§ What the task requires: Filter the entries below, keeping every line that has the word "type".

§ Data for this exercise:
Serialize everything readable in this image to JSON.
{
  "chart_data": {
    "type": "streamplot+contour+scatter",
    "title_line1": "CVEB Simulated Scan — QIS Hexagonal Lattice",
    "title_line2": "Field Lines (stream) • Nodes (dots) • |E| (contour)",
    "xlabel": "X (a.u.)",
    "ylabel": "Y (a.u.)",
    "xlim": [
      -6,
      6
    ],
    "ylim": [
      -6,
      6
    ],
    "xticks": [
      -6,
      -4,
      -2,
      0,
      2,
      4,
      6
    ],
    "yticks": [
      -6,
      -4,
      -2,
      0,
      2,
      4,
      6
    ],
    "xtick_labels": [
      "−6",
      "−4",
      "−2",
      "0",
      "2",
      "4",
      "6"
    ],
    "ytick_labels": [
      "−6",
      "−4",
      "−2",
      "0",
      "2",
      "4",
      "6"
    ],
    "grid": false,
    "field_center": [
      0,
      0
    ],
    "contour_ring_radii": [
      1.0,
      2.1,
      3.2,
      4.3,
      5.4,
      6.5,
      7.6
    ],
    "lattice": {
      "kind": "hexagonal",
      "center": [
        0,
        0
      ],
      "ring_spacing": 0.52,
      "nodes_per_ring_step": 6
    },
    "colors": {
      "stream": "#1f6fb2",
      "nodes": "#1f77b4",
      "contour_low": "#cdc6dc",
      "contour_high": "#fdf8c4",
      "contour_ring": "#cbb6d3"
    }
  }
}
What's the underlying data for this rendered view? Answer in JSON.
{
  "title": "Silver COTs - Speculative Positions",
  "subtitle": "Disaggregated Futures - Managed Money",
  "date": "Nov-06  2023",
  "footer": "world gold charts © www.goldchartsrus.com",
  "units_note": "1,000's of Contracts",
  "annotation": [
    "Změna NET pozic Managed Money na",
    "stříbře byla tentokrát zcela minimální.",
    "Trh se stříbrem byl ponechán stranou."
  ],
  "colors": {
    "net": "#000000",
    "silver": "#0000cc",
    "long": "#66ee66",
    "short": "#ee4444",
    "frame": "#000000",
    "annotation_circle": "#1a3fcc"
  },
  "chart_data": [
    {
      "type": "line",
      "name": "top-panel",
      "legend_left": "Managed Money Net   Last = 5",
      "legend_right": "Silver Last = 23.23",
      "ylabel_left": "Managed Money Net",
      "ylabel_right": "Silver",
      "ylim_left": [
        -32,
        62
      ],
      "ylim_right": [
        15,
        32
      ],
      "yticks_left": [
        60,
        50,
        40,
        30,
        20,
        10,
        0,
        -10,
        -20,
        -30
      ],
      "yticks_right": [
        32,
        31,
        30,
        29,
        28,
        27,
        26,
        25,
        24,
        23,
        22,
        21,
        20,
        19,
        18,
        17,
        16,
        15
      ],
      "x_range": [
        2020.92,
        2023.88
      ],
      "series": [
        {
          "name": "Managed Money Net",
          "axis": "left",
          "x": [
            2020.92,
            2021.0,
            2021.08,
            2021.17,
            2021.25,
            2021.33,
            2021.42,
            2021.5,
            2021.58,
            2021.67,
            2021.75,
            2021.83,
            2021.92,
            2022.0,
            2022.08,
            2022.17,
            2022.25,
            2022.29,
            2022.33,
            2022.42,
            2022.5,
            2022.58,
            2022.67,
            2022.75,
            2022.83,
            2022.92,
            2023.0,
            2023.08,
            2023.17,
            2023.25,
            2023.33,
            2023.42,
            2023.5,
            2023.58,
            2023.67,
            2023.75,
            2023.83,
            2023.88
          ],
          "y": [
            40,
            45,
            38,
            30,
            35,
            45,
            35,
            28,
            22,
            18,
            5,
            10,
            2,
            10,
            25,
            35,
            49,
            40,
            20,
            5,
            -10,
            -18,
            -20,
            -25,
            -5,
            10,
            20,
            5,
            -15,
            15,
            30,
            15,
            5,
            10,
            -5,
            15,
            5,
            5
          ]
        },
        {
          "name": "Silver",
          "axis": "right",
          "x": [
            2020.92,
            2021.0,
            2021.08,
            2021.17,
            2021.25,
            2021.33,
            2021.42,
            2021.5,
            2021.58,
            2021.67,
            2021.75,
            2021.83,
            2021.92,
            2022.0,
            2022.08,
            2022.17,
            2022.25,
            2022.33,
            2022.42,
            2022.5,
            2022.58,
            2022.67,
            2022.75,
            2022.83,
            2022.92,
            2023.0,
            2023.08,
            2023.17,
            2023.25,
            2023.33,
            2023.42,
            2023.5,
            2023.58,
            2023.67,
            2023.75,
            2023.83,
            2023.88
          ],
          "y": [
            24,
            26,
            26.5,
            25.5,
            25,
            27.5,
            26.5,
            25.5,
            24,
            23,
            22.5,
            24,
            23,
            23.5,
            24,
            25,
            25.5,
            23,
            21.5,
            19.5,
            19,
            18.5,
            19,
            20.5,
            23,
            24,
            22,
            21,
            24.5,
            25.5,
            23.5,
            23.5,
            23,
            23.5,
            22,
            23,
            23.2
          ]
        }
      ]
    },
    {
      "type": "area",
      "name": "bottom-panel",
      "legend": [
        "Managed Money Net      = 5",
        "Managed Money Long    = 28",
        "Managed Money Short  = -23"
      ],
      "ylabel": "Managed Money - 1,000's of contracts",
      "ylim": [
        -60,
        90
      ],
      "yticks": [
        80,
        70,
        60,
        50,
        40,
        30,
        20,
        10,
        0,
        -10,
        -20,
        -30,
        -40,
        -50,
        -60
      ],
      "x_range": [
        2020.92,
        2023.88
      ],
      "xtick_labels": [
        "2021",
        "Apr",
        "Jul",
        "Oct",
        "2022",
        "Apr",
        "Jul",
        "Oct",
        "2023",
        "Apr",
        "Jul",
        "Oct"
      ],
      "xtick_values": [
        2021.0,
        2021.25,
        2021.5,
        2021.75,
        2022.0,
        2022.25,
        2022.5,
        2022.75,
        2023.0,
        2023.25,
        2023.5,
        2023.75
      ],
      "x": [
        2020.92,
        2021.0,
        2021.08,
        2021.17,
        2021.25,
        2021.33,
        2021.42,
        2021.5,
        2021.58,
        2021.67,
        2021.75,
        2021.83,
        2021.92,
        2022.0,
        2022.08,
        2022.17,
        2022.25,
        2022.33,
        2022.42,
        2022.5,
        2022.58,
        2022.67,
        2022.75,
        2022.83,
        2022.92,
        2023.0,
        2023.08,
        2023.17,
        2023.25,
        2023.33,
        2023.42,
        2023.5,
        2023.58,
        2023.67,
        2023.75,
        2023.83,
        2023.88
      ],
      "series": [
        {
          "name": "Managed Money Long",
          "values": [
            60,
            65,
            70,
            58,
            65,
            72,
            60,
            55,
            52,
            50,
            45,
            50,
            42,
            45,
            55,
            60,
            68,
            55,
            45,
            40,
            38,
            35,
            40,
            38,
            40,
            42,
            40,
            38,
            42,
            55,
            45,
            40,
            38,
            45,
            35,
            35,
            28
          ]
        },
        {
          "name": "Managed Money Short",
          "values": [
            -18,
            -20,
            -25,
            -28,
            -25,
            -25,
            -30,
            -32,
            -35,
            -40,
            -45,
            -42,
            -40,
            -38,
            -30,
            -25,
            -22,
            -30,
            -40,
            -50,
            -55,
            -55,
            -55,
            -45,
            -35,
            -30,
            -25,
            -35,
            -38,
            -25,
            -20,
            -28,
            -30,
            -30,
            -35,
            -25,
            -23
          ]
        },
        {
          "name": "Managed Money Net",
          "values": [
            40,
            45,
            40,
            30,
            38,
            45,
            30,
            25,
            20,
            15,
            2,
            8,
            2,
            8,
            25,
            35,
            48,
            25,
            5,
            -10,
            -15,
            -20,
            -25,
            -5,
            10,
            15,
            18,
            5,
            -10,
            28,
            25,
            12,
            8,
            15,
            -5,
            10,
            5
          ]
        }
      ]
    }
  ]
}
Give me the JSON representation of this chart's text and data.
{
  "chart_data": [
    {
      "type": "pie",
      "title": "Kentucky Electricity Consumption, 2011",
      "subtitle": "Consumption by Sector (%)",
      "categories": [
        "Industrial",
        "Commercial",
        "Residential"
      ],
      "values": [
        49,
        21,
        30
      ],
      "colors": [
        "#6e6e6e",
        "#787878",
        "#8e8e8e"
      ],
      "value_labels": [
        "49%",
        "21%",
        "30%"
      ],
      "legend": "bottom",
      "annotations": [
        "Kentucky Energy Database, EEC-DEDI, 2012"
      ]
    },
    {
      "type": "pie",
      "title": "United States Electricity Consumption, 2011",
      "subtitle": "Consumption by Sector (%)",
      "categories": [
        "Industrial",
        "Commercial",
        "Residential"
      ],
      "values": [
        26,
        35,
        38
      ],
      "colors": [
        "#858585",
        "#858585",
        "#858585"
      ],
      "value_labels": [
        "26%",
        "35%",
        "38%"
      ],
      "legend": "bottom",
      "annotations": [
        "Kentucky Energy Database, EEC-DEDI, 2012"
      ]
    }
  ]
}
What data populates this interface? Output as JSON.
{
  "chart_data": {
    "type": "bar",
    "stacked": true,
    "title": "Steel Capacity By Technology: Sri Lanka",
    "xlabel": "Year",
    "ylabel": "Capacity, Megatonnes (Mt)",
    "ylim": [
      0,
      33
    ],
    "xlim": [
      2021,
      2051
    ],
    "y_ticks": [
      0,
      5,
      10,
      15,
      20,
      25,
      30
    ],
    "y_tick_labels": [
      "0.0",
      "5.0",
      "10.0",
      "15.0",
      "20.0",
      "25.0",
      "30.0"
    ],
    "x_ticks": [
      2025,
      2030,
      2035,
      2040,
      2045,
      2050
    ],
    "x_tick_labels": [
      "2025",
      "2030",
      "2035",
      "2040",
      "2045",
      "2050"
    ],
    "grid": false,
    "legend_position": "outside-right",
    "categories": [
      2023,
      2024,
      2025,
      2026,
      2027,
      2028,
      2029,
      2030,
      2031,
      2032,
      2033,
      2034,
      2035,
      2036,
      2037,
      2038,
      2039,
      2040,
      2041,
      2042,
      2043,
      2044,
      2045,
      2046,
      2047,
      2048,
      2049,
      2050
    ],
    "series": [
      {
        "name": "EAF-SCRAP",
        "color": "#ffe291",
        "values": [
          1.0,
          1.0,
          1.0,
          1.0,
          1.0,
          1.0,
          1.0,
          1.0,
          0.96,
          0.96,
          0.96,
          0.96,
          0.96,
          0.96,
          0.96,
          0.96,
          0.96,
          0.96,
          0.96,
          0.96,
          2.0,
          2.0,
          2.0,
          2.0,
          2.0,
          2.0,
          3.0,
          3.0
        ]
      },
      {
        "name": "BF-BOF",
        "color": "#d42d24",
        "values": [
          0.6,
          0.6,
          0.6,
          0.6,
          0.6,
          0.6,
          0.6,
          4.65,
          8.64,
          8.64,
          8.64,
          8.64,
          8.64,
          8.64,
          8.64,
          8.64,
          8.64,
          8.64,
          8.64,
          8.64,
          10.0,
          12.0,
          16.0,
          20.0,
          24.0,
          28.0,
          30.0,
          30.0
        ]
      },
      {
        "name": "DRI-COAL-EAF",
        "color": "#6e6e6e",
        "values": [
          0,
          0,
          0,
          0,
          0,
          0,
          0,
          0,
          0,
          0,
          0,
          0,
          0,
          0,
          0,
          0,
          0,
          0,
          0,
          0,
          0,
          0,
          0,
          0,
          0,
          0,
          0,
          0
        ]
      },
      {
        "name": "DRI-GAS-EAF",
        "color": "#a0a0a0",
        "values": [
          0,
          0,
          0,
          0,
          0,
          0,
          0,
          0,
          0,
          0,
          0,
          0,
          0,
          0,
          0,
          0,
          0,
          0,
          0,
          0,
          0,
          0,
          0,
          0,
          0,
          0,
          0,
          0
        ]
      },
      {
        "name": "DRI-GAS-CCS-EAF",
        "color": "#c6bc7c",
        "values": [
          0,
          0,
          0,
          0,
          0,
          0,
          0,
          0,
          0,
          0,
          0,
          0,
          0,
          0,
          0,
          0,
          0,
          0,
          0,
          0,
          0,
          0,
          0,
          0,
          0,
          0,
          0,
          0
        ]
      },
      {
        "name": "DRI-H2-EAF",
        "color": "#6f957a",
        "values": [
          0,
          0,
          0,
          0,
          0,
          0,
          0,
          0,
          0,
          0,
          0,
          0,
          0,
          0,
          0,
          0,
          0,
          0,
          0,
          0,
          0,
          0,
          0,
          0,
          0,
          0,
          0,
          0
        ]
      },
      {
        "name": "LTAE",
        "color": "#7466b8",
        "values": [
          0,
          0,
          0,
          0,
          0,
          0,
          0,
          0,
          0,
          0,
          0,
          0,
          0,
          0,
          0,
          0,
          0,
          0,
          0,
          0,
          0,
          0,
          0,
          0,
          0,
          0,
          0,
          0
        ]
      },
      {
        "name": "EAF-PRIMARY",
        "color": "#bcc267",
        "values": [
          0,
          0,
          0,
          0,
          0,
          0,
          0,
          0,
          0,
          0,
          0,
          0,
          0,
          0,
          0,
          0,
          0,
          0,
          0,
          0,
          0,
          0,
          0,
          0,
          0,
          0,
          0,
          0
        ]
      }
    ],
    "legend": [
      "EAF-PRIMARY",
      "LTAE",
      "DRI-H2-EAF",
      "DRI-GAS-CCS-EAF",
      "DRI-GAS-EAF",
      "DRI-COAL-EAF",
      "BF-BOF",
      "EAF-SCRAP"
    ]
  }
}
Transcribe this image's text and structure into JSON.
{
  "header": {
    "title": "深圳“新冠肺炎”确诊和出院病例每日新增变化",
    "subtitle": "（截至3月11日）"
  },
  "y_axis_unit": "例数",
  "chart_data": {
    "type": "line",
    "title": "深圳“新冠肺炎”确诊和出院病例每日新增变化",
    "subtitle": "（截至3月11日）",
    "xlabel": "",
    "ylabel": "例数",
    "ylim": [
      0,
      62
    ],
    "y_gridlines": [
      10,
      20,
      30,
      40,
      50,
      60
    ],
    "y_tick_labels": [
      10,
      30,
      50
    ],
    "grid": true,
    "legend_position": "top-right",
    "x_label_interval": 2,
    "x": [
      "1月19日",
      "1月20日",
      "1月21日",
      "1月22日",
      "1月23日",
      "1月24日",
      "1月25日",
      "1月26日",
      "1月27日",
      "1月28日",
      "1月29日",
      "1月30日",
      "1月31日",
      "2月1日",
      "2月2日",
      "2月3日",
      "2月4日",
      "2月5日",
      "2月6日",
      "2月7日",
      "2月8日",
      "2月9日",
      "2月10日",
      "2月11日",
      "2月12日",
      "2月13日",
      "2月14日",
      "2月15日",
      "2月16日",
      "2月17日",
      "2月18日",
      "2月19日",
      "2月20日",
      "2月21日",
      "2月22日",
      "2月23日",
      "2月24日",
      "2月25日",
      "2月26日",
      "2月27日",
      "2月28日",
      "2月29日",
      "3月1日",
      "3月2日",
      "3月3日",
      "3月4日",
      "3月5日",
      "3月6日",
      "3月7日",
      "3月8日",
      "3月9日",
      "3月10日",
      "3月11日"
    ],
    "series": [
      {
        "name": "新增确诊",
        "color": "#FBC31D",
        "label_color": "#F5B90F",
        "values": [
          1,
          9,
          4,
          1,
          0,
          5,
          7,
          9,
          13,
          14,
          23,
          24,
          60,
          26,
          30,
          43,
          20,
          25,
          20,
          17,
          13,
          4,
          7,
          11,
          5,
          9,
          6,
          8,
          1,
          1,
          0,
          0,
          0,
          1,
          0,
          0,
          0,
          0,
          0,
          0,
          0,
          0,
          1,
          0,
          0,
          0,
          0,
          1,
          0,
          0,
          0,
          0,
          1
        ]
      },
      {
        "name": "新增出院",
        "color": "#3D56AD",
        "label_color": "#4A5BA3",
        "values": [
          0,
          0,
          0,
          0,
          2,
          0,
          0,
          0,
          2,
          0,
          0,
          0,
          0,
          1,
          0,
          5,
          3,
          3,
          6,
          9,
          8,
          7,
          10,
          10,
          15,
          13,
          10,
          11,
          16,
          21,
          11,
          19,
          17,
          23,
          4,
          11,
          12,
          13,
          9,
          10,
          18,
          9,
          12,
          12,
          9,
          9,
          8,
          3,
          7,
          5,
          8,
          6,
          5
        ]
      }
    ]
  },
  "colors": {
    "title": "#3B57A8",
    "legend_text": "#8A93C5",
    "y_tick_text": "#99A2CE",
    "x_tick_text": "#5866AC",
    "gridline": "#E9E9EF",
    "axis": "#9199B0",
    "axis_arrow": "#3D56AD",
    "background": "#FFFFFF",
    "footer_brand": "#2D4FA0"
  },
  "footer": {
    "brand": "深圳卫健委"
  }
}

§ The solution:
    "type": "streamplot+contour+scatter",
      "type": "line",
      "type": "area",
      "type": "pie",
      "type": "pie",
    "type": "bar",
    "type": "line",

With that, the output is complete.